### EXERCISE INPUTS
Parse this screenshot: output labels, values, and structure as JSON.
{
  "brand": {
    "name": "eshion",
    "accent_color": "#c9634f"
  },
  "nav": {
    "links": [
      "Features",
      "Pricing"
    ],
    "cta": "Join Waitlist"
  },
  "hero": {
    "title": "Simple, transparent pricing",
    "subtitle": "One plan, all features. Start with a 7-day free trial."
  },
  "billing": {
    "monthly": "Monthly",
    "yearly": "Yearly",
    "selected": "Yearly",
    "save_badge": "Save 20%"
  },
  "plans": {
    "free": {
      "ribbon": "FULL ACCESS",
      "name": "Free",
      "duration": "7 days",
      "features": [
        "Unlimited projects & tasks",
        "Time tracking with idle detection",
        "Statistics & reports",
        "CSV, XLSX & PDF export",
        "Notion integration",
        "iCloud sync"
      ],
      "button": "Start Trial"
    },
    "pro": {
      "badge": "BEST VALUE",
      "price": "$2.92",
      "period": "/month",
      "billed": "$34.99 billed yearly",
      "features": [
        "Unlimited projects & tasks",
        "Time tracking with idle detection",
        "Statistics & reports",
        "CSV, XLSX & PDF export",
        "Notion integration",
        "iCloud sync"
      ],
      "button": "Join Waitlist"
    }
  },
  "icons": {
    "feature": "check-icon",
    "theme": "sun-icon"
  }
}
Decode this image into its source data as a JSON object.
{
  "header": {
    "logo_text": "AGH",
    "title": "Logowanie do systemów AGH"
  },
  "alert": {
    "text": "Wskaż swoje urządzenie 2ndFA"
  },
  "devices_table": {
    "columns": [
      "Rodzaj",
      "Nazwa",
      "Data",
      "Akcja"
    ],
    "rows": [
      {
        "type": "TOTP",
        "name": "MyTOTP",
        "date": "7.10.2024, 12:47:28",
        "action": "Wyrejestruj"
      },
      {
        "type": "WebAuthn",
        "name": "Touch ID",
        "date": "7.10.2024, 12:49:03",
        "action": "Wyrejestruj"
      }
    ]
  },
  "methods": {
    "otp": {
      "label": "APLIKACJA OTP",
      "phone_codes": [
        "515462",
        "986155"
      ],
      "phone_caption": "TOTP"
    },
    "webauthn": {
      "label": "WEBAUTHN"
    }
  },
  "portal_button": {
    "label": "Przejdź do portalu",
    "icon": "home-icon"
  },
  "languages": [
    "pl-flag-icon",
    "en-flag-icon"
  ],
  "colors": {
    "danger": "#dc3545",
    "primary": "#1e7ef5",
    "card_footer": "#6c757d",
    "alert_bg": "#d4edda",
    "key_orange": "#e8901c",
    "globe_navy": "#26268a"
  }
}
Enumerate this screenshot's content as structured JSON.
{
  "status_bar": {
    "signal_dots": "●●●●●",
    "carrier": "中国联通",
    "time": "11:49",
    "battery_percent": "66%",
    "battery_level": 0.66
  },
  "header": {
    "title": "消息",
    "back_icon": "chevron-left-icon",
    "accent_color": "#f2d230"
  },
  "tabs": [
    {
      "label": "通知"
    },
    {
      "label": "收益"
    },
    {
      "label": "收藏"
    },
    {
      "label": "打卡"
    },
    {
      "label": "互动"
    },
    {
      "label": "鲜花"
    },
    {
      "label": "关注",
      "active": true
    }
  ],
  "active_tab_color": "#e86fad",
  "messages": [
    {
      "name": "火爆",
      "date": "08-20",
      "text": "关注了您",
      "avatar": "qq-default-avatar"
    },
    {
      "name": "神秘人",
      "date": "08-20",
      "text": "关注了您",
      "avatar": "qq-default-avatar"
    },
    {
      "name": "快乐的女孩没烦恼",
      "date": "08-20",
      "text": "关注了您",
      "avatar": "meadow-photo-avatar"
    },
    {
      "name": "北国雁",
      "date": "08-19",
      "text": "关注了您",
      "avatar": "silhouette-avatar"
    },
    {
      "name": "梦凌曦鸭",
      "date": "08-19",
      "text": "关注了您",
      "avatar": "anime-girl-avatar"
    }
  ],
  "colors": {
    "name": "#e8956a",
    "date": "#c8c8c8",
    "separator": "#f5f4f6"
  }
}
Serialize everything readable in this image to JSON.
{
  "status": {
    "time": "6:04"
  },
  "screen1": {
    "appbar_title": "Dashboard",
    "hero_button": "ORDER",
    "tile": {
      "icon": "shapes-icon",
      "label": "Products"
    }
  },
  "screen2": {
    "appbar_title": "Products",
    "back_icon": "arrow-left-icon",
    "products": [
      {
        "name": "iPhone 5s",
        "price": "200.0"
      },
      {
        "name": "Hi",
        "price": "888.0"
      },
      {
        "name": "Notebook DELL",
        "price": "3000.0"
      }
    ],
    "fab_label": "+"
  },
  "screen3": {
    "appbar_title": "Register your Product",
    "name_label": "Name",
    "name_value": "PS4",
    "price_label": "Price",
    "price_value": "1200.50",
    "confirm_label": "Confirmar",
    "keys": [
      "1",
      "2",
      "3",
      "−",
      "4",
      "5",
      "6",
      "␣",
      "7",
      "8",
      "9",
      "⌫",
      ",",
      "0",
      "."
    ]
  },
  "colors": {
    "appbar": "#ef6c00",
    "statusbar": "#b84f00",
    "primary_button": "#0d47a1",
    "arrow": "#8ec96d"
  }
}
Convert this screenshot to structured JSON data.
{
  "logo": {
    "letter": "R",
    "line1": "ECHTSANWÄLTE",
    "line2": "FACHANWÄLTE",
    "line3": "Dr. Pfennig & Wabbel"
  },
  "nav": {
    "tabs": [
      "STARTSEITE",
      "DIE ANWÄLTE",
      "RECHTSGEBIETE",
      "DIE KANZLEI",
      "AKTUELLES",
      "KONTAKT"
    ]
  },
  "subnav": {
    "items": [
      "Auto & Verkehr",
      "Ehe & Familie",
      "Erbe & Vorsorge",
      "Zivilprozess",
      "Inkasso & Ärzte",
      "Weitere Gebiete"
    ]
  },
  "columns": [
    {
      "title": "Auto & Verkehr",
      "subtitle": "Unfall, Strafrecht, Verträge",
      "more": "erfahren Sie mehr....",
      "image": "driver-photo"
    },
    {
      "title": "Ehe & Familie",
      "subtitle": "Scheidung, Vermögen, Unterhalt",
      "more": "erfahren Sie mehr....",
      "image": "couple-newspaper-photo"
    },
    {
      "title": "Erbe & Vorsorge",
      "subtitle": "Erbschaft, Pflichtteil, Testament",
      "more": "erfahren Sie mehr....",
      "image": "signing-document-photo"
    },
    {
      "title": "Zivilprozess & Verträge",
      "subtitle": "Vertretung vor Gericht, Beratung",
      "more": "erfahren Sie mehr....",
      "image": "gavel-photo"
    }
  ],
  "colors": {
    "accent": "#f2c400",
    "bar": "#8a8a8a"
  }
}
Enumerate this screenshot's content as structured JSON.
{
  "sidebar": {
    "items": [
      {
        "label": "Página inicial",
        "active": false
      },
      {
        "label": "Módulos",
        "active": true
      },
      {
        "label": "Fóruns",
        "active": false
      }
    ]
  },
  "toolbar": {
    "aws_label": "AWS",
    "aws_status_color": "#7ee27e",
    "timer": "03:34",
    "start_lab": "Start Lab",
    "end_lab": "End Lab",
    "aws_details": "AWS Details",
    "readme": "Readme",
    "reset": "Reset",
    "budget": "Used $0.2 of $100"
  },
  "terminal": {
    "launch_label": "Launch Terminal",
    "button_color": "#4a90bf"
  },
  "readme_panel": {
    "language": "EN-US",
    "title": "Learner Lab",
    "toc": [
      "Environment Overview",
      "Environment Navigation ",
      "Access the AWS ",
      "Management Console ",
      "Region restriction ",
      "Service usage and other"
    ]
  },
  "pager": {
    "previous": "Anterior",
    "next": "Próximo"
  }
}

### WORK REQUIRED
Write out the listing once more, matching it exactly.

### EXERCISE RESULT
Parse this screenshot: output labels, values, and structure as JSON.
{
  "brand": {
    "name": "eshion",
    "accent_color": "#c9634f"
  },
  "nav": {
    "links": [
      "Features",
      "Pricing"
    ],
    "cta": "Join Waitlist"
  },
  "hero": {
    "title": "Simple, transparent pricing",
    "subtitle": "One plan, all features. Start with a 7-day free trial."
  },
  "billing": {
    "monthly": "Monthly",
    "yearly": "Yearly",
    "selected": "Yearly",
    "save_badge": "Save 20%"
  },
  "plans": {
    "free": {
      "ribbon": "FULL ACCESS",
      "name": "Free",
      "duration": "7 days",
      "features": [
        "Unlimited projects & tasks",
        "Time tracking with idle detection",
        "Statistics & reports",
        "CSV, XLSX & PDF export",
        "Notion integration",
        "iCloud sync"
      ],
      "button": "Start Trial"
    },
    "pro": {
      "badge": "BEST VALUE",
      "price": "$2.92",
      "period": "/month",
      "billed": "$34.99 billed yearly",
      "features": [
        "Unlimited projects & tasks",
        "Time tracking with idle detection",
        "Statistics & reports",
        "CSV, XLSX & PDF export",
        "Notion integration",
        "iCloud sync"
      ],
      "button": "Join Waitlist"
    }
  },
  "icons": {
    "feature": "check-icon",
    "theme": "sun-icon"
  }
}
Decode this image into its source data as a JSON object.
{
  "header": {
    "logo_text": "AGH",
    "title": "Logowanie do systemów AGH"
  },
  "alert": {
    "text": "Wskaż swoje urządzenie 2ndFA"
  },
  "devices_table": {
    "columns": [
      "Rodzaj",
      "Nazwa",
      "Data",
      "Akcja"
    ],
    "rows": [
      {
        "type": "TOTP",
        "name": "MyTOTP",
        "date": "7.10.2024, 12:47:28",
        "action": "Wyrejestruj"
      },
      {
        "type": "WebAuthn",
        "name": "Touch ID",
        "date": "7.10.2024, 12:49:03",
        "action": "Wyrejestruj"
      }
    ]
  },
  "methods": {
    "otp": {
      "label": "APLIKACJA OTP",
      "phone_codes": [
        "515462",
        "986155"
      ],
      "phone_caption": "TOTP"
    },
    "webauthn": {
      "label": "WEBAUTHN"
    }
  },
  "portal_button": {
    "label": "Przejdź do portalu",
    "icon": "home-icon"
  },
  "languages": [
    "pl-flag-icon",
    "en-flag-icon"
  ],
  "colors": {
    "danger": "#dc3545",
    "primary": "#1e7ef5",
    "card_footer": "#6c757d",
    "alert_bg": "#d4edda",
    "key_orange": "#e8901c",
    "globe_navy": "#26268a"
  }
}
Enumerate this screenshot's content as structured JSON.
{
  "status_bar": {
    "signal_dots": "●●●●●",
    "carrier": "中国联通",
    "time": "11:49",
    "battery_percent": "66%",
    "battery_level": 0.66
  },
  "header": {
    "title": "消息",
    "back_icon": "chevron-left-icon",
    "accent_color": "#f2d230"
  },
  "tabs": [
    {
      "label": "通知"
    },
    {
      "label": "收益"
    },
    {
      "label": "收藏"
    },
    {
      "label": "打卡"
    },
    {
      "label": "互动"
    },
    {
      "label": "鲜花"
    },
    {
      "label": "关注",
      "active": true
    }
  ],
  "active_tab_color": "#e86fad",
  "messages": [
    {
      "name": "火爆",
      "date": "08-20",
      "text": "关注了您",
      "avatar": "qq-default-avatar"
    },
    {
      "name": "神秘人",
      "date": "08-20",
      "text": "关注了您",
      "avatar": "qq-default-avatar"
    },
    {
      "name": "快乐的女孩没烦恼",
      "date": "08-20",
      "text": "关注了您",
      "avatar": "meadow-photo-avatar"
    },
    {
      "name": "北国雁",
      "date": "08-19",
      "text": "关注了您",
      "avatar": "silhouette-avatar"
    },
    {
      "name": "梦凌曦鸭",
      "date": "08-19",
      "text": "关注了您",
      "avatar": "anime-girl-avatar"
    }
  ],
  "colors": {
    "name": "#e8956a",
    "date": "#c8c8c8",
    "separator": "#f5f4f6"
  }
}
Serialize everything readable in this image to JSON.
{
  "status": {
    "time": "6:04"
  },
  "screen1": {
    "appbar_title": "Dashboard",
    "hero_button": "ORDER",
    "tile": {
      "icon": "shapes-icon",
      "label": "Products"
    }
  },
  "screen2": {
    "appbar_title": "Products",
    "back_icon": "arrow-left-icon",
    "products": [
      {
        "name": "iPhone 5s",
        "price": "200.0"
      },
      {
        "name": "Hi",
        "price": "888.0"
      },
      {
        "name": "Notebook DELL",
        "price": "3000.0"
      }
    ],
    "fab_label": "+"
  },
  "screen3": {
    "appbar_title": "Register your Product",
    "name_label": "Name",
    "name_value": "PS4",
    "price_label": "Price",
    "price_value": "1200.50",
    "confirm_label": "Confirmar",
    "keys": [
      "1",
      "2",
      "3",
      "−",
      "4",
      "5",
      "6",
      "␣",
      "7",
      "8",
      "9",
      "⌫",
      ",",
      "0",
      "."
    ]
  },
  "colors": {
    "appbar": "#ef6c00",
    "statusbar": "#b84f00",
    "primary_button": "#0d47a1",
    "arrow": "#8ec96d"
  }
}
Convert this screenshot to structured JSON data.
{
  "logo": {
    "letter": "R",
    "line1": "ECHTSANWÄLTE",
    "line2": "FACHANWÄLTE",
    "line3": "Dr. Pfennig & Wabbel"
  },
  "nav": {
    "tabs": [
      "STARTSEITE",
      "DIE ANWÄLTE",
      "RECHTSGEBIETE",
      "DIE KANZLEI",
      "AKTUELLES",
      "KONTAKT"
    ]
  },
  "subnav": {
    "items": [
      "Auto & Verkehr",
      "Ehe & Familie",
      "Erbe & Vorsorge",
      "Zivilprozess",
      "Inkasso & Ärzte",
      "Weitere Gebiete"
    ]
  },
  "columns": [
    {
      "title": "Auto & Verkehr",
      "subtitle": "Unfall, Strafrecht, Verträge",
      "more": "erfahren Sie mehr....",
      "image": "driver-photo"
    },
    {
      "title": "Ehe & Familie",
      "subtitle": "Scheidung, Vermögen, Unterhalt",
      "more": "erfahren Sie mehr....",
      "image": "couple-newspaper-photo"
    },
    {
      "title": "Erbe & Vorsorge",
      "subtitle": "Erbschaft, Pflichtteil, Testament",
      "more": "erfahren Sie mehr....",
      "image": "signing-document-photo"
    },
    {
      "title": "Zivilprozess & Verträge",
      "subtitle": "Vertretung vor Gericht, Beratung",
      "more": "erfahren Sie mehr....",
      "image": "gavel-photo"
    }
  ],
  "colors": {
    "accent": "#f2c400",
    "bar": "#8a8a8a"
  }
}
Enumerate this screenshot's content as structured JSON.
{
  "sidebar": {
    "items": [
      {
        "label": "Página inicial",
        "active": false
      },
      {
        "label": "Módulos",
        "active": true
      },
      {
        "label": "Fóruns",
        "active": false
      }
    ]
  },
  "toolbar": {
    "aws_label": "AWS",
    "aws_status_color": "#7ee27e",
    "timer": "03:34",
    "start_lab": "Start Lab",
    "end_lab": "End Lab",
    "aws_details": "AWS Details",
    "readme": "Readme",
    "reset": "Reset",
    "budget": "Used $0.2 of $100"
  },
  "terminal": {
    "launch_label": "Launch Terminal",
    "button_color": "#4a90bf"
  },
  "readme_panel": {
    "language": "EN-US",
    "title": "Learner Lab",
    "toc": [
      "Environment Overview",
      "Environment Navigation ",
      "Access the AWS ",
      "Management Console ",
      "Region restriction ",
      "Service usage and other"
    ]
  },
  "pager": {
    "previous": "Anterior",
    "next": "Próximo"
  }
}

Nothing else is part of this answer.